WHAT IS ASKED:
Print out each record below, unaltered and complete, without its images.

[Records contained in a dataset]
(begin)

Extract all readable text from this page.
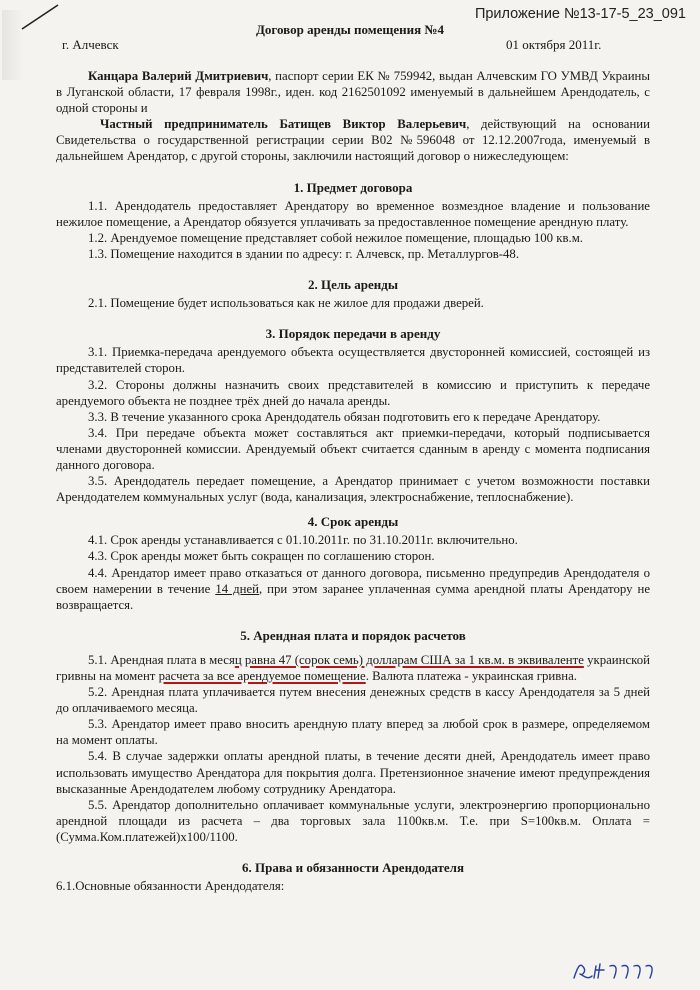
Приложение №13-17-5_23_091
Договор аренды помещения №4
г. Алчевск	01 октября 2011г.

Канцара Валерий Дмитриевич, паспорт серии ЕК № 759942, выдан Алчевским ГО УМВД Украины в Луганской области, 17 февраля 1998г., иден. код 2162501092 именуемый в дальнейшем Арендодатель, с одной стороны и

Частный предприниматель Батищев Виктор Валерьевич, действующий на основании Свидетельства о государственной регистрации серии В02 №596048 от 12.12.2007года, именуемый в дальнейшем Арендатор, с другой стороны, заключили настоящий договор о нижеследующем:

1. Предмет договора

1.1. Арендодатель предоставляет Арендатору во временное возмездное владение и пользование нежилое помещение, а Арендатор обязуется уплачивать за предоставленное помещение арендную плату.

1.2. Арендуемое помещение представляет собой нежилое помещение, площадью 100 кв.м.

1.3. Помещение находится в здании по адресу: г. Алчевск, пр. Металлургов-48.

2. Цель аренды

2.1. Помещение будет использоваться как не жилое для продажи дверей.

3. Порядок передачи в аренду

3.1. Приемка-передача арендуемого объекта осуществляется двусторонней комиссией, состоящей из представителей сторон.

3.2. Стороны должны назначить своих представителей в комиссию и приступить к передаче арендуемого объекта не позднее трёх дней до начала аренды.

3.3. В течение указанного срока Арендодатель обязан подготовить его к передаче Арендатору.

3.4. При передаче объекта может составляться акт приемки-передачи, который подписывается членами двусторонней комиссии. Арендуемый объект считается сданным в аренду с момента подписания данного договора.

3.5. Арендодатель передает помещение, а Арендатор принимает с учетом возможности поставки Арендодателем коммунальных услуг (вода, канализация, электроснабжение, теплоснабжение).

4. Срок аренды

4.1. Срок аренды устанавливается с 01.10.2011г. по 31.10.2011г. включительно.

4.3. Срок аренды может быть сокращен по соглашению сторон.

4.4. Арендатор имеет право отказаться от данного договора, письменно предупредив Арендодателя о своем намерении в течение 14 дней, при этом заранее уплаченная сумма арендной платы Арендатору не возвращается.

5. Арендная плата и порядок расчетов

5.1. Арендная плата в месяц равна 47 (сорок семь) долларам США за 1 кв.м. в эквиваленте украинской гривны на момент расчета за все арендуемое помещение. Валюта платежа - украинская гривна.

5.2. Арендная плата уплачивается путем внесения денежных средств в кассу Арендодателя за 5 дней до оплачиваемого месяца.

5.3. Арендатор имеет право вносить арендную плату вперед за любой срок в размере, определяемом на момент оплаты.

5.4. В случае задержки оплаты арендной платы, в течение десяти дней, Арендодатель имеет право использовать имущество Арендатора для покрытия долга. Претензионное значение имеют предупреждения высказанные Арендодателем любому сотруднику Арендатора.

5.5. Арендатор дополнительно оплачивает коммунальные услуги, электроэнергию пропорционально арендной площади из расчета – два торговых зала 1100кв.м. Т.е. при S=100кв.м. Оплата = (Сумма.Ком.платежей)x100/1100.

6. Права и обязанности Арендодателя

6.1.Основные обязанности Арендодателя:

(end)

CORRECT RESULT:
Extract all readable text from this page.
Приложение №13-17-5_23_091
Договор аренды помещения №4
г. Алчевск	01 октября 2011г.

Канцара Валерий Дмитриевич, паспорт серии ЕК № 759942, выдан Алчевским ГО УМВД Украины в Луганской области, 17 февраля 1998г., иден. код 2162501092 именуемый в дальнейшем Арендодатель, с одной стороны и

Частный предприниматель Батищев Виктор Валерьевич, действующий на основании Свидетельства о государственной регистрации серии В02 №596048 от 12.12.2007года, именуемый в дальнейшем Арендатор, с другой стороны, заключили настоящий договор о нижеследующем:

1. Предмет договора

1.1. Арендодатель предоставляет Арендатору во временное возмездное владение и пользование нежилое помещение, а Арендатор обязуется уплачивать за предоставленное помещение арендную плату.

1.2. Арендуемое помещение представляет собой нежилое помещение, площадью 100 кв.м.

1.3. Помещение находится в здании по адресу: г. Алчевск, пр. Металлургов-48.

2. Цель аренды

2.1. Помещение будет использоваться как не жилое для продажи дверей.

3. Порядок передачи в аренду

3.1. Приемка-передача арендуемого объекта осуществляется двусторонней комиссией, состоящей из представителей сторон.

3.2. Стороны должны назначить своих представителей в комиссию и приступить к передаче арендуемого объекта не позднее трёх дней до начала аренды.

3.3. В течение указанного срока Арендодатель обязан подготовить его к передаче Арендатору.

3.4. При передаче объекта может составляться акт приемки-передачи, который подписывается членами двусторонней комиссии. Арендуемый объект считается сданным в аренду с момента подписания данного договора.

3.5. Арендодатель передает помещение, а Арендатор принимает с учетом возможности поставки Арендодателем коммунальных услуг (вода, канализация, электроснабжение, теплоснабжение).

4. Срок аренды

4.1. Срок аренды устанавливается с 01.10.2011г. по 31.10.2011г. включительно.

4.3. Срок аренды может быть сокращен по соглашению сторон.

4.4. Арендатор имеет право отказаться от данного договора, письменно предупредив Арендодателя о своем намерении в течение 14 дней, при этом заранее уплаченная сумма арендной платы Арендатору не возвращается.

5. Арендная плата и порядок расчетов

5.1. Арендная плата в месяц равна 47 (сорок семь) долларам США за 1 кв.м. в эквиваленте украинской гривны на момент расчета за все арендуемое помещение. Валюта платежа - украинская гривна.

5.2. Арендная плата уплачивается путем внесения денежных средств в кассу Арендодателя за 5 дней до оплачиваемого месяца.

5.3. Арендатор имеет право вносить арендную плату вперед за любой срок в размере, определяемом на момент оплаты.

5.4. В случае задержки оплаты арендной платы, в течение десяти дней, Арендодатель имеет право использовать имущество Арендатора для покрытия долга. Претензионное значение имеют предупреждения высказанные Арендодателем любому сотруднику Арендатора.

5.5. Арендатор дополнительно оплачивает коммунальные услуги, электроэнергию пропорционально арендной площади из расчета – два торговых зала 1100кв.м. Т.е. при S=100кв.м. Оплата = (Сумма.Ком.платежей)x100/1100.

6. Права и обязанности Арендодателя

6.1.Основные обязанности Арендодателя:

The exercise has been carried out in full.